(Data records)
------------------------------------

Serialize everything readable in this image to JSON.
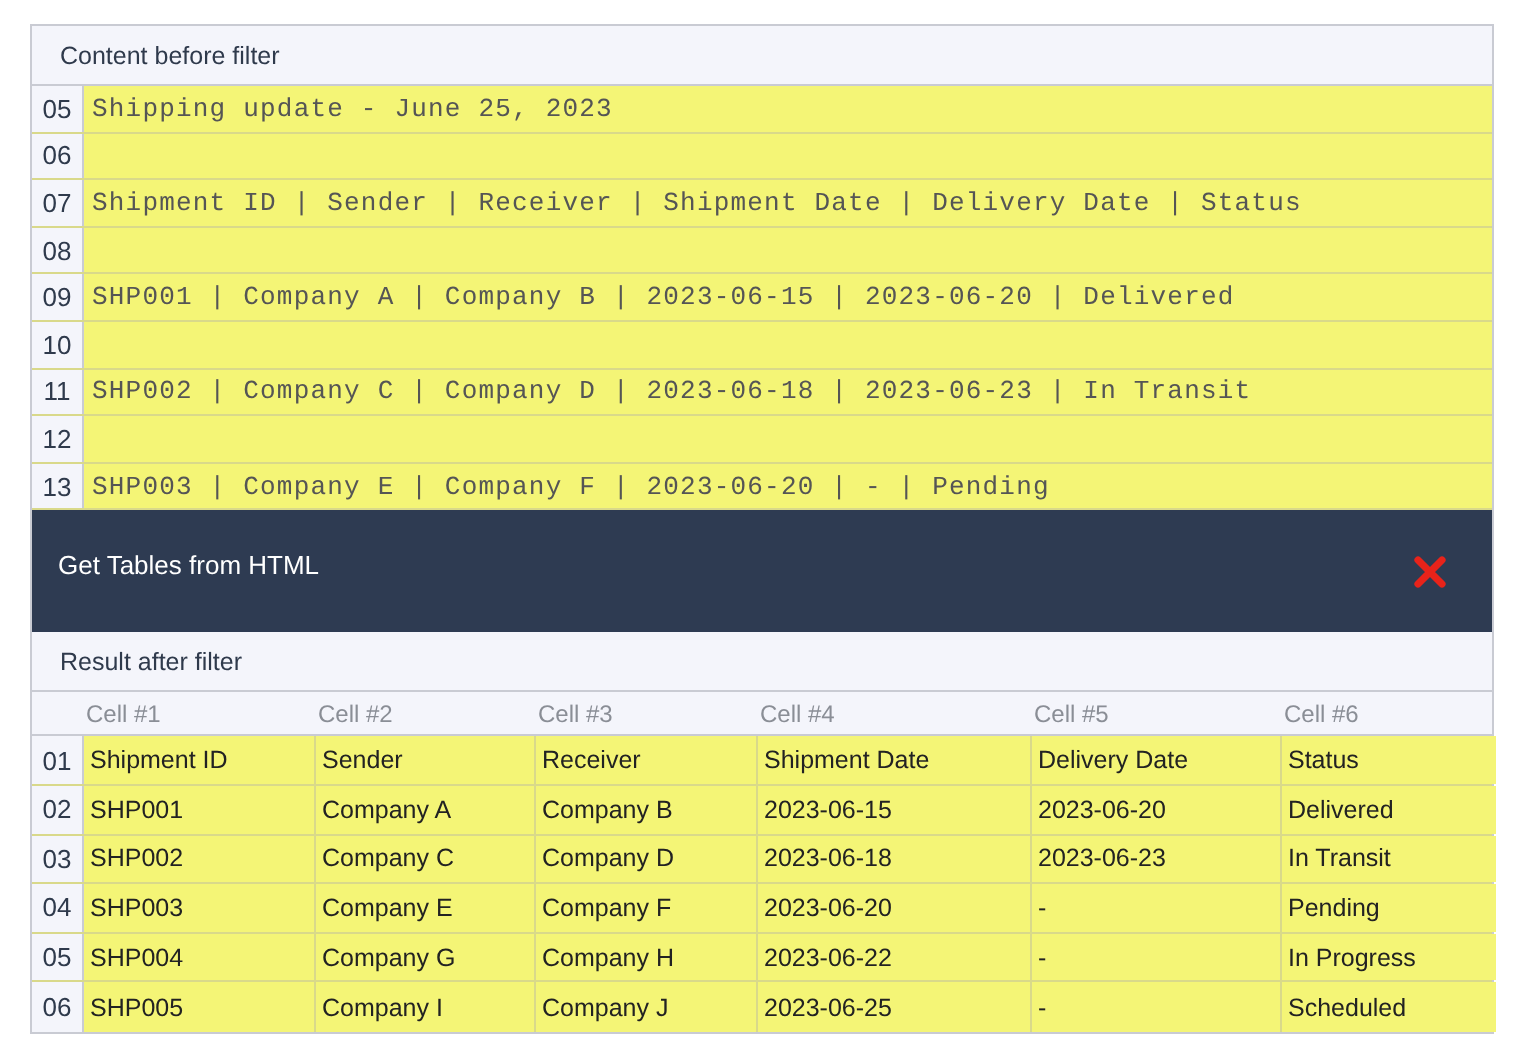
{
  "source_panel": {
    "title": "Content before filter",
    "lines": [
      {
        "number": "05",
        "text": "Shipping update - June 25, 2023"
      },
      {
        "number": "06"
      },
      {
        "number": "07",
        "text": "Shipment ID | Sender | Receiver | Shipment Date | Delivery Date | Status"
      },
      {
        "number": "08"
      },
      {
        "number": "09",
        "text": "SHP001 | Company A | Company B | 2023-06-15 | 2023-06-20 | Delivered"
      },
      {
        "number": "10"
      },
      {
        "number": "11",
        "text": "SHP002 | Company C | Company D | 2023-06-18 | 2023-06-23 | In Transit"
      },
      {
        "number": "12"
      },
      {
        "number": "13",
        "text": "SHP003 | Company E | Company F | 2023-06-20 | - | Pending"
      }
    ]
  },
  "toolbar": {
    "title": "Get Tables from HTML"
  },
  "result_panel": {
    "title": "Result after filter",
    "columns": [
      "Cell #1",
      "Cell #2",
      "Cell #3",
      "Cell #4",
      "Cell #5",
      "Cell #6"
    ],
    "rows": [
      {
        "number": "01",
        "cells": [
          "Shipment ID",
          "Sender",
          "Receiver",
          "Shipment Date",
          "Delivery Date",
          "Status"
        ]
      },
      {
        "number": "02",
        "cells": [
          "SHP001",
          "Company A",
          "Company B",
          "2023-06-15",
          "2023-06-20",
          "Delivered"
        ]
      },
      {
        "number": "03",
        "cells": [
          "SHP002",
          "Company C",
          "Company D",
          "2023-06-18",
          "2023-06-23",
          "In Transit"
        ]
      },
      {
        "number": "04",
        "cells": [
          "SHP003",
          "Company E",
          "Company F",
          "2023-06-20",
          "-",
          "Pending"
        ]
      },
      {
        "number": "05",
        "cells": [
          "SHP004",
          "Company G",
          "Company H",
          "2023-06-22",
          "-",
          "In Progress"
        ]
      },
      {
        "number": "06",
        "cells": [
          "SHP005",
          "Company I",
          "Company J",
          "2023-06-25",
          "-",
          "Scheduled"
        ]
      }
    ]
  }
}
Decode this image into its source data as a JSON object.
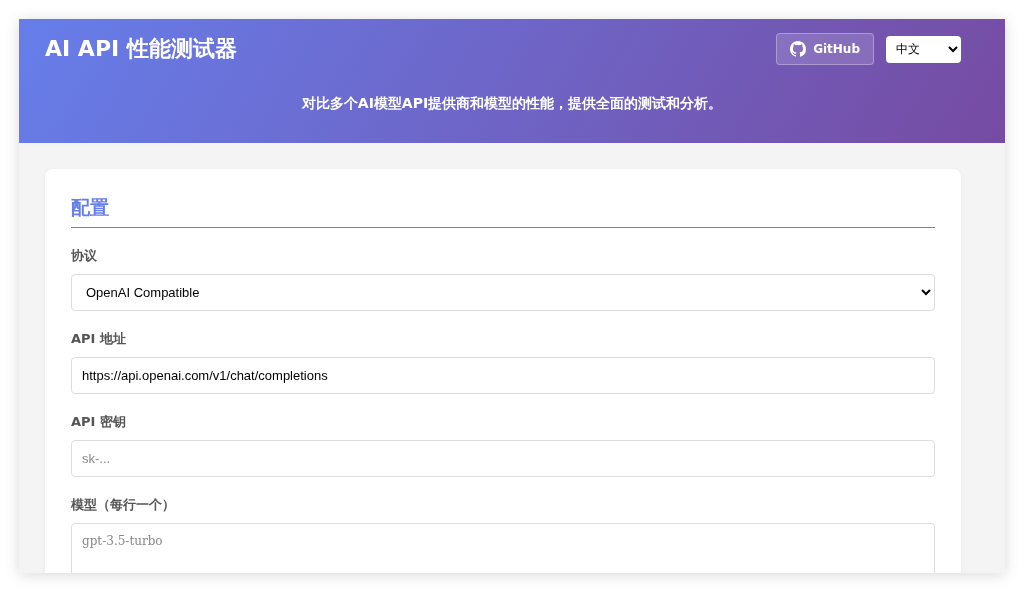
{
  "header": {
    "title": "AI API 性能测试器",
    "github_button": "GitHub",
    "language_select": "中文",
    "subtitle": "对比多个AI模型API提供商和模型的性能，提供全面的测试和分析。"
  },
  "config": {
    "heading": "配置",
    "fields": [
      {
        "kind": "select",
        "label": "协议",
        "value": "OpenAI Compatible"
      },
      {
        "kind": "input",
        "label": "API 地址",
        "value": "https://api.openai.com/v1/chat/completions"
      },
      {
        "kind": "input",
        "label": "API 密钥",
        "placeholder": "sk-..."
      },
      {
        "kind": "textarea",
        "label": "模型（每行一个）",
        "placeholder": "gpt-3.5-turbo"
      }
    ]
  }
}
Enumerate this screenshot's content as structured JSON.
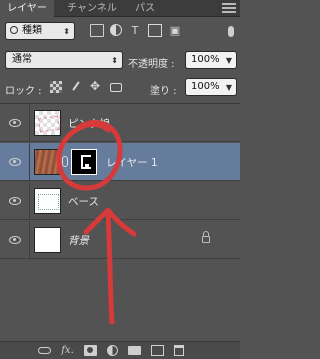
{
  "tabs": [
    {
      "label": "レイヤー",
      "active": true
    },
    {
      "label": "チャンネル",
      "active": false
    },
    {
      "label": "パス",
      "active": false
    }
  ],
  "filter": {
    "kind_label": "種類",
    "icons": [
      "image-filter-icon",
      "adjustment-filter-icon",
      "type-filter-icon",
      "shape-filter-icon",
      "smart-object-filter-icon"
    ]
  },
  "blend": {
    "mode": "通常",
    "opacity_label": "不透明度 :",
    "opacity_value": "100%"
  },
  "lock": {
    "label": "ロック :",
    "fill_label": "塗り :",
    "fill_value": "100%"
  },
  "layers": [
    {
      "name": "ピンク線",
      "selected": false,
      "visible": true
    },
    {
      "name": "レイヤー 1",
      "selected": true,
      "visible": true
    },
    {
      "name": "ベース",
      "selected": false,
      "visible": true
    },
    {
      "name": "背景",
      "selected": false,
      "visible": true,
      "locked": true
    }
  ],
  "bottom_icons": [
    "link-icon",
    "fx-icon",
    "add-mask-icon",
    "adjustment-icon",
    "new-group-icon",
    "new-layer-icon",
    "trash-icon"
  ],
  "bottom_fx_label": "fx.",
  "colors": {
    "panel_bg": "#535353",
    "selected_row": "#667c9c",
    "annotation_red": "#d63a3a"
  }
}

------------------------------------

> _GIVEN REQUEST_
Go through the material above and copy each line that has the word "Receiver".

> _TASK SOLUTION_
        "text": "Shipment ID | Sender | Receiver | Shipment Date | Delivery Date | Status"
          "Receiver",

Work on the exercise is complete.